> Task objective
Can you copy out the data exactly? Leave the images out.
[BEGIN]
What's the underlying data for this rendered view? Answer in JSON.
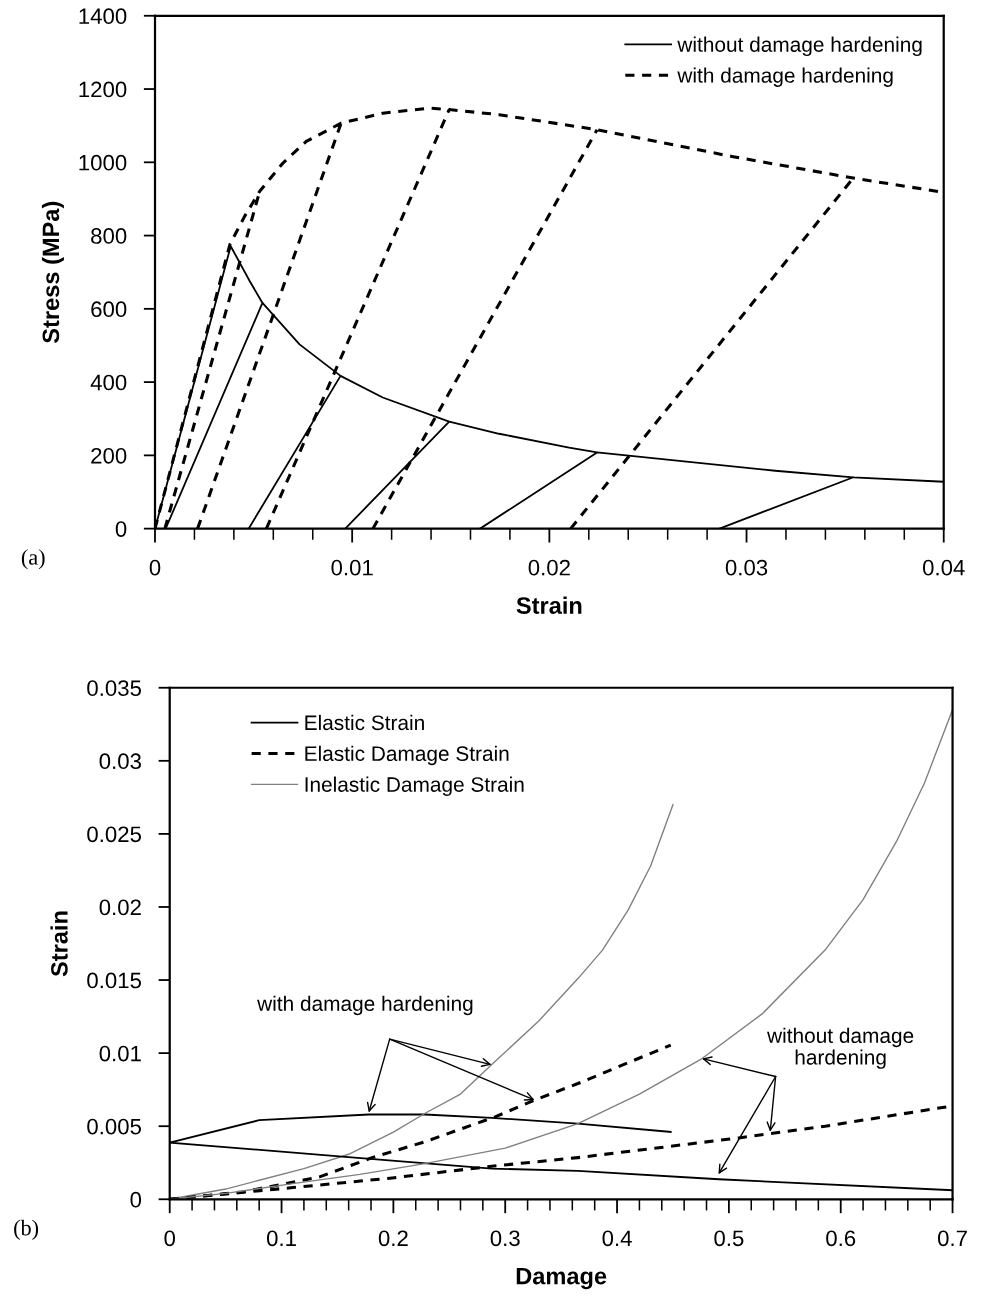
{
  "chart_data": [
    {
      "type": "line",
      "xlabel": "Strain",
      "ylabel": "Stress (MPa)",
      "xlim": [
        0,
        0.04
      ],
      "ylim": [
        0,
        1400
      ],
      "xticks": [
        0,
        0.01,
        0.02,
        0.03,
        0.04
      ],
      "yticks": [
        0,
        200,
        400,
        600,
        800,
        1000,
        1200,
        1400
      ],
      "grid": false,
      "legend": "top right",
      "marker": "none",
      "annotations": [
        "(a)"
      ],
      "series": [
        {
          "name": "without damage hardening",
          "color": "#000000",
          "line_style": "solid",
          "x": [
            0,
            0.00384,
            0.0048,
            0.00545,
            0.00733,
            0.00941,
            0.01155,
            0.01492,
            0.01745,
            0.021,
            0.02242,
            0.03145,
            0.03541,
            0.04,
            null,
            0.00054,
            0.00545,
            null,
            0.00475,
            0.00941,
            null,
            0.00965,
            0.01492,
            null,
            0.01649,
            0.02242,
            null,
            0.02863,
            0.03541
          ],
          "values": [
            0,
            771,
            676,
            616,
            503,
            417,
            358,
            292,
            259,
            221,
            208,
            158,
            140,
            128,
            null,
            0,
            616,
            null,
            0,
            417,
            null,
            0,
            292,
            null,
            0,
            208,
            null,
            0,
            140
          ]
        },
        {
          "name": "with damage hardening",
          "color": "#000000",
          "line_style": "dashed",
          "x": [
            0,
            0.0038,
            0.00455,
            0.00531,
            0.00649,
            0.00767,
            0.00944,
            0.01155,
            0.01391,
            0.01492,
            0.01745,
            0.02242,
            0.02925,
            0.03541,
            0.04,
            null,
            0.0005,
            0.00531,
            null,
            0.00216,
            0.00944,
            null,
            0.00565,
            0.01492,
            null,
            0.01105,
            0.02242,
            null,
            0.02108,
            0.03541
          ],
          "values": [
            0,
            776,
            853,
            921,
            998,
            1057,
            1107,
            1134,
            1148,
            1144,
            1130,
            1089,
            1016,
            957,
            918,
            null,
            0,
            921,
            null,
            0,
            1107,
            null,
            0,
            1144,
            null,
            0,
            1089,
            null,
            0,
            957
          ]
        }
      ]
    },
    {
      "type": "line",
      "xlabel": "Damage",
      "ylabel": "Strain",
      "xlim": [
        0,
        0.7
      ],
      "ylim": [
        0,
        0.035
      ],
      "xticks": [
        0,
        0.1,
        0.2,
        0.3,
        0.4,
        0.5,
        0.6,
        0.7
      ],
      "yticks": [
        0,
        0.005,
        0.01,
        0.015,
        0.02,
        0.025,
        0.03,
        0.035
      ],
      "grid": false,
      "legend": "top left",
      "marker": "none",
      "annotations": [
        "(b)",
        {
          "text": "with damage hardening",
          "x": 0.178,
          "y": 0.00594
        },
        {
          "text": "without damage\nhardening",
          "x": 0.476,
          "y": 0.00963
        }
      ],
      "series": [
        {
          "name": "Elastic Strain",
          "color": "#000000",
          "line_style": "solid",
          "x": [
            0,
            0.08,
            0.178,
            0.228,
            0.288,
            0.365,
            0.448
          ],
          "values": [
            0.00388,
            0.00541,
            0.0058,
            0.0058,
            0.00557,
            0.00518,
            0.00461
          ]
        },
        {
          "name": "Elastic Damage Strain",
          "color": "#000000",
          "line_style": "dashed",
          "x": [
            0,
            0.065,
            0.134,
            0.181,
            0.228,
            0.291,
            0.326,
            0.365,
            0.448
          ],
          "values": [
            0,
            0.0005,
            0.00153,
            0.00285,
            0.00393,
            0.00564,
            0.00678,
            0.00792,
            0.01055
          ]
        },
        {
          "name": "Inelastic Damage Strain",
          "color": "#808080",
          "line_style": "solid",
          "x": [
            0,
            0.05,
            0.08,
            0.12,
            0.16,
            0.2,
            0.228,
            0.26,
            0.288,
            0.33,
            0.365,
            0.387,
            0.41,
            0.43,
            0.45
          ],
          "values": [
            0,
            0.0007,
            0.0013,
            0.0021,
            0.00308,
            0.0046,
            0.00587,
            0.0072,
            0.00922,
            0.0122,
            0.0151,
            0.01705,
            0.0198,
            0.0228,
            0.027
          ]
        },
        {
          "color": "#000000",
          "line_style": "solid",
          "x": [
            0,
            0.157,
            0.288,
            0.365,
            0.491,
            0.7
          ],
          "values": [
            0.00388,
            0.0029,
            0.0021,
            0.00194,
            0.00137,
            0.00062
          ]
        },
        {
          "color": "#000000",
          "line_style": "dashed",
          "x": [
            0,
            0.11,
            0.199,
            0.288,
            0.365,
            0.509,
            0.586,
            0.7
          ],
          "values": [
            0,
            0.0008,
            0.00146,
            0.00226,
            0.00285,
            0.0042,
            0.005,
            0.00639
          ]
        },
        {
          "color": "#808080",
          "line_style": "solid",
          "x": [
            0,
            0.05,
            0.11,
            0.17,
            0.228,
            0.3,
            0.365,
            0.42,
            0.476,
            0.53,
            0.586,
            0.62,
            0.65,
            0.675,
            0.7
          ],
          "values": [
            0,
            0.0004,
            0.00107,
            0.0017,
            0.00244,
            0.0035,
            0.00518,
            0.0072,
            0.00963,
            0.0127,
            0.01705,
            0.0205,
            0.0245,
            0.0285,
            0.0335
          ]
        }
      ]
    }
  ]
}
[END]
> Result
What's the underlying data for this rendered view? Answer in JSON.
{
  "chart_data": [
    {
      "type": "line",
      "xlabel": "Strain",
      "ylabel": "Stress (MPa)",
      "xlim": [
        0,
        0.04
      ],
      "ylim": [
        0,
        1400
      ],
      "xticks": [
        0,
        0.01,
        0.02,
        0.03,
        0.04
      ],
      "yticks": [
        0,
        200,
        400,
        600,
        800,
        1000,
        1200,
        1400
      ],
      "grid": false,
      "legend": "top right",
      "marker": "none",
      "annotations": [
        "(a)"
      ],
      "series": [
        {
          "name": "without damage hardening",
          "color": "#000000",
          "line_style": "solid",
          "x": [
            0,
            0.00384,
            0.0048,
            0.00545,
            0.00733,
            0.00941,
            0.01155,
            0.01492,
            0.01745,
            0.021,
            0.02242,
            0.03145,
            0.03541,
            0.04,
            null,
            0.00054,
            0.00545,
            null,
            0.00475,
            0.00941,
            null,
            0.00965,
            0.01492,
            null,
            0.01649,
            0.02242,
            null,
            0.02863,
            0.03541
          ],
          "values": [
            0,
            771,
            676,
            616,
            503,
            417,
            358,
            292,
            259,
            221,
            208,
            158,
            140,
            128,
            null,
            0,
            616,
            null,
            0,
            417,
            null,
            0,
            292,
            null,
            0,
            208,
            null,
            0,
            140
          ]
        },
        {
          "name": "with damage hardening",
          "color": "#000000",
          "line_style": "dashed",
          "x": [
            0,
            0.0038,
            0.00455,
            0.00531,
            0.00649,
            0.00767,
            0.00944,
            0.01155,
            0.01391,
            0.01492,
            0.01745,
            0.02242,
            0.02925,
            0.03541,
            0.04,
            null,
            0.0005,
            0.00531,
            null,
            0.00216,
            0.00944,
            null,
            0.00565,
            0.01492,
            null,
            0.01105,
            0.02242,
            null,
            0.02108,
            0.03541
          ],
          "values": [
            0,
            776,
            853,
            921,
            998,
            1057,
            1107,
            1134,
            1148,
            1144,
            1130,
            1089,
            1016,
            957,
            918,
            null,
            0,
            921,
            null,
            0,
            1107,
            null,
            0,
            1144,
            null,
            0,
            1089,
            null,
            0,
            957
          ]
        }
      ]
    },
    {
      "type": "line",
      "xlabel": "Damage",
      "ylabel": "Strain",
      "xlim": [
        0,
        0.7
      ],
      "ylim": [
        0,
        0.035
      ],
      "xticks": [
        0,
        0.1,
        0.2,
        0.3,
        0.4,
        0.5,
        0.6,
        0.7
      ],
      "yticks": [
        0,
        0.005,
        0.01,
        0.015,
        0.02,
        0.025,
        0.03,
        0.035
      ],
      "grid": false,
      "legend": "top left",
      "marker": "none",
      "annotations": [
        "(b)",
        {
          "text": "with damage hardening",
          "x": 0.178,
          "y": 0.00594
        },
        {
          "text": "without damage\nhardening",
          "x": 0.476,
          "y": 0.00963
        }
      ],
      "series": [
        {
          "name": "Elastic Strain",
          "color": "#000000",
          "line_style": "solid",
          "x": [
            0,
            0.08,
            0.178,
            0.228,
            0.288,
            0.365,
            0.448
          ],
          "values": [
            0.00388,
            0.00541,
            0.0058,
            0.0058,
            0.00557,
            0.00518,
            0.00461
          ]
        },
        {
          "name": "Elastic Damage Strain",
          "color": "#000000",
          "line_style": "dashed",
          "x": [
            0,
            0.065,
            0.134,
            0.181,
            0.228,
            0.291,
            0.326,
            0.365,
            0.448
          ],
          "values": [
            0,
            0.0005,
            0.00153,
            0.00285,
            0.00393,
            0.00564,
            0.00678,
            0.00792,
            0.01055
          ]
        },
        {
          "name": "Inelastic Damage Strain",
          "color": "#808080",
          "line_style": "solid",
          "x": [
            0,
            0.05,
            0.08,
            0.12,
            0.16,
            0.2,
            0.228,
            0.26,
            0.288,
            0.33,
            0.365,
            0.387,
            0.41,
            0.43,
            0.45
          ],
          "values": [
            0,
            0.0007,
            0.0013,
            0.0021,
            0.00308,
            0.0046,
            0.00587,
            0.0072,
            0.00922,
            0.0122,
            0.0151,
            0.01705,
            0.0198,
            0.0228,
            0.027
          ]
        },
        {
          "color": "#000000",
          "line_style": "solid",
          "x": [
            0,
            0.157,
            0.288,
            0.365,
            0.491,
            0.7
          ],
          "values": [
            0.00388,
            0.0029,
            0.0021,
            0.00194,
            0.00137,
            0.00062
          ]
        },
        {
          "color": "#000000",
          "line_style": "dashed",
          "x": [
            0,
            0.11,
            0.199,
            0.288,
            0.365,
            0.509,
            0.586,
            0.7
          ],
          "values": [
            0,
            0.0008,
            0.00146,
            0.00226,
            0.00285,
            0.0042,
            0.005,
            0.00639
          ]
        },
        {
          "color": "#808080",
          "line_style": "solid",
          "x": [
            0,
            0.05,
            0.11,
            0.17,
            0.228,
            0.3,
            0.365,
            0.42,
            0.476,
            0.53,
            0.586,
            0.62,
            0.65,
            0.675,
            0.7
          ],
          "values": [
            0,
            0.0004,
            0.00107,
            0.0017,
            0.00244,
            0.0035,
            0.00518,
            0.0072,
            0.00963,
            0.0127,
            0.01705,
            0.0205,
            0.0245,
            0.0285,
            0.0335
          ]
        }
      ]
    }
  ]
}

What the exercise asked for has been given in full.